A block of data
################
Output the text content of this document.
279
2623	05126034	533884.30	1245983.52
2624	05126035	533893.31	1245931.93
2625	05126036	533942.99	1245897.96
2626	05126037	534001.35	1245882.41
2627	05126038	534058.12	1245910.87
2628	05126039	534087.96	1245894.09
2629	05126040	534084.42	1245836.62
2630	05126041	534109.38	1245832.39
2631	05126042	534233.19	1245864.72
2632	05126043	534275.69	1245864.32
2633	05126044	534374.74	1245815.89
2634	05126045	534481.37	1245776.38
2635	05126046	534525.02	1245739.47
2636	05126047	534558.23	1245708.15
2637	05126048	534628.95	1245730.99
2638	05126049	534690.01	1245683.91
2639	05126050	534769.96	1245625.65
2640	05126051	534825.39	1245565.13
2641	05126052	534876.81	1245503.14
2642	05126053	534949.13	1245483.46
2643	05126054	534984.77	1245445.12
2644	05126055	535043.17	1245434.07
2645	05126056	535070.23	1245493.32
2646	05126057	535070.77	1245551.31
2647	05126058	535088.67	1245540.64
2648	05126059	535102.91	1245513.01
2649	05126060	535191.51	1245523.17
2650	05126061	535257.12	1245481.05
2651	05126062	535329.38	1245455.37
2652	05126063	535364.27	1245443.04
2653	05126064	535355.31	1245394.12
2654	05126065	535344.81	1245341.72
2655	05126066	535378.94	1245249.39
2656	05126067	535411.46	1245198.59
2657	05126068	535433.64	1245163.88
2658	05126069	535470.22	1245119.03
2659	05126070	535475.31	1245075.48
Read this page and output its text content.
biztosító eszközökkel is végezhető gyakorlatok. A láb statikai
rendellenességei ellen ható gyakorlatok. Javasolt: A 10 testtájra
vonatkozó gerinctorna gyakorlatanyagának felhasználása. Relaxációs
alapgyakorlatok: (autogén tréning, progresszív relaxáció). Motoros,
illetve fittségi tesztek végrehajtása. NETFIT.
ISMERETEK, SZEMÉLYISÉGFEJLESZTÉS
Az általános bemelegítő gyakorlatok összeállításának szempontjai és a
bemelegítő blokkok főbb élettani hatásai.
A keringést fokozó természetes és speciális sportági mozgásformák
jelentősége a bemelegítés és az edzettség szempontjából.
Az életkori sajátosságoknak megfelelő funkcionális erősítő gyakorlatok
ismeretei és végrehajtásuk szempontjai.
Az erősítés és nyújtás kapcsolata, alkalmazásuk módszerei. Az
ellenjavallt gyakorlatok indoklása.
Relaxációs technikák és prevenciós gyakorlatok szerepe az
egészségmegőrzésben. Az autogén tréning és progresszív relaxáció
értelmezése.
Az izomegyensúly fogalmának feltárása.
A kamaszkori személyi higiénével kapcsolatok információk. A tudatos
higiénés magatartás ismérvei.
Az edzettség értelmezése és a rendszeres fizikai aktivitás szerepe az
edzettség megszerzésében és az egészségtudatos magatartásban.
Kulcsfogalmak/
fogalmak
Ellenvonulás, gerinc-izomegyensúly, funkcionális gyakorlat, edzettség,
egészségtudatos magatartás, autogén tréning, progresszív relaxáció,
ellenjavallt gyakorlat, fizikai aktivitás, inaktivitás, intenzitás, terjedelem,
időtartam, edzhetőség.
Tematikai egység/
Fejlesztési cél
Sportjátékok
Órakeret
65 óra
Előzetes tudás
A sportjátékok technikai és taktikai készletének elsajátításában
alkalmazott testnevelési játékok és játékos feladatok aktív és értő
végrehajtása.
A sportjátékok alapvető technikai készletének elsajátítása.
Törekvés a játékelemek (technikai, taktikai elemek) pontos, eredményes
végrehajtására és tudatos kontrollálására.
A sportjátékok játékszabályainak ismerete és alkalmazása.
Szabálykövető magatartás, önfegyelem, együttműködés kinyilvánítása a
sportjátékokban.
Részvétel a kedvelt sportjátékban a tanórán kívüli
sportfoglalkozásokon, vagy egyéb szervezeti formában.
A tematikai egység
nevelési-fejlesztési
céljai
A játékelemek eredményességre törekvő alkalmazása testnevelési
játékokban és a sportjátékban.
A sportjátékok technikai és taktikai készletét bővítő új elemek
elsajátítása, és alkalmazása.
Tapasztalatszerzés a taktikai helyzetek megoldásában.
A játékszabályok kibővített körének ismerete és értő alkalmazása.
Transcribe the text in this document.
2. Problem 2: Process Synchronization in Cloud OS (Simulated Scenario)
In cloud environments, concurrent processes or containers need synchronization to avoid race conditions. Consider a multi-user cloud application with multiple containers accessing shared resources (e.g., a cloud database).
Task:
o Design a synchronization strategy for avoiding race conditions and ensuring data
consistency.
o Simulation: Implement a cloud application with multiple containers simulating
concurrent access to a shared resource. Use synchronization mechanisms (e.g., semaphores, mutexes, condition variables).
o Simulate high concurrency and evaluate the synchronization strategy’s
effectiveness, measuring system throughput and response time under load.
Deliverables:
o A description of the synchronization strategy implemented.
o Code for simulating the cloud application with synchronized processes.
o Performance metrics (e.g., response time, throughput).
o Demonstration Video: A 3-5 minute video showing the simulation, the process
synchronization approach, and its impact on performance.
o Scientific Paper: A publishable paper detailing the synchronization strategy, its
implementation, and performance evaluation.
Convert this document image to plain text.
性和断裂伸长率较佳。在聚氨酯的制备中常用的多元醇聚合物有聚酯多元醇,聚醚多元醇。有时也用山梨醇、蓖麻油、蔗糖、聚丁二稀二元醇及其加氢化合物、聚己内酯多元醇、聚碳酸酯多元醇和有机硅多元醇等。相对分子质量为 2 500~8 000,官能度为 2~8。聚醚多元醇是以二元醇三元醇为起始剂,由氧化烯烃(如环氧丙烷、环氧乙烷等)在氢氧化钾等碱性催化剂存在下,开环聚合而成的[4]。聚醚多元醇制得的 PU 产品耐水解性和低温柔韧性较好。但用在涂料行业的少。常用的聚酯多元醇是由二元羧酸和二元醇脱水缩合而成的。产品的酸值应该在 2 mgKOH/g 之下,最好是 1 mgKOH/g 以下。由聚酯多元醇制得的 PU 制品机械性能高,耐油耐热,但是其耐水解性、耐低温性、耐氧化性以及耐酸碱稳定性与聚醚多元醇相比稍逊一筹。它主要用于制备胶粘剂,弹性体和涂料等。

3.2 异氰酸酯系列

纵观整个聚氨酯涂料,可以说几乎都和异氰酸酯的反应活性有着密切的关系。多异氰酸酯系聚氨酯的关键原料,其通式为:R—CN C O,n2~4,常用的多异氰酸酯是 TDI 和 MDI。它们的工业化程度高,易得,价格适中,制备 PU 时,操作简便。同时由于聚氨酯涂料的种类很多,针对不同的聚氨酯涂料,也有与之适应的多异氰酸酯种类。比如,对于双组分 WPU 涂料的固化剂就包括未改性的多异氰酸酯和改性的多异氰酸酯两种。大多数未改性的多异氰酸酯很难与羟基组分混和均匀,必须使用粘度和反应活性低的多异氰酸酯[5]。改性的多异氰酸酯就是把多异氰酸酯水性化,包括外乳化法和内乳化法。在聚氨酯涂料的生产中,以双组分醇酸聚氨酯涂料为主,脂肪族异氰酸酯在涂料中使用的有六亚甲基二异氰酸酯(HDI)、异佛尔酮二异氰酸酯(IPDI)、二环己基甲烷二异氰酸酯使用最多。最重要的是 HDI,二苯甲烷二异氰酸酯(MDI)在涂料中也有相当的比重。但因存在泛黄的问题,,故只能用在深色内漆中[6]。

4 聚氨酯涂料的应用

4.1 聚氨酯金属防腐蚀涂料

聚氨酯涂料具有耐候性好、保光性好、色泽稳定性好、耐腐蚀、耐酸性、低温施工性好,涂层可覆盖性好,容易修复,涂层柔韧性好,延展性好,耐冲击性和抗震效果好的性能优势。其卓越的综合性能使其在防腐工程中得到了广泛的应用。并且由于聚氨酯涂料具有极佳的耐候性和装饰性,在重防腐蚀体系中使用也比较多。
################
Work through the data and report how many of its lines hold the word "time", giving only the figure.

2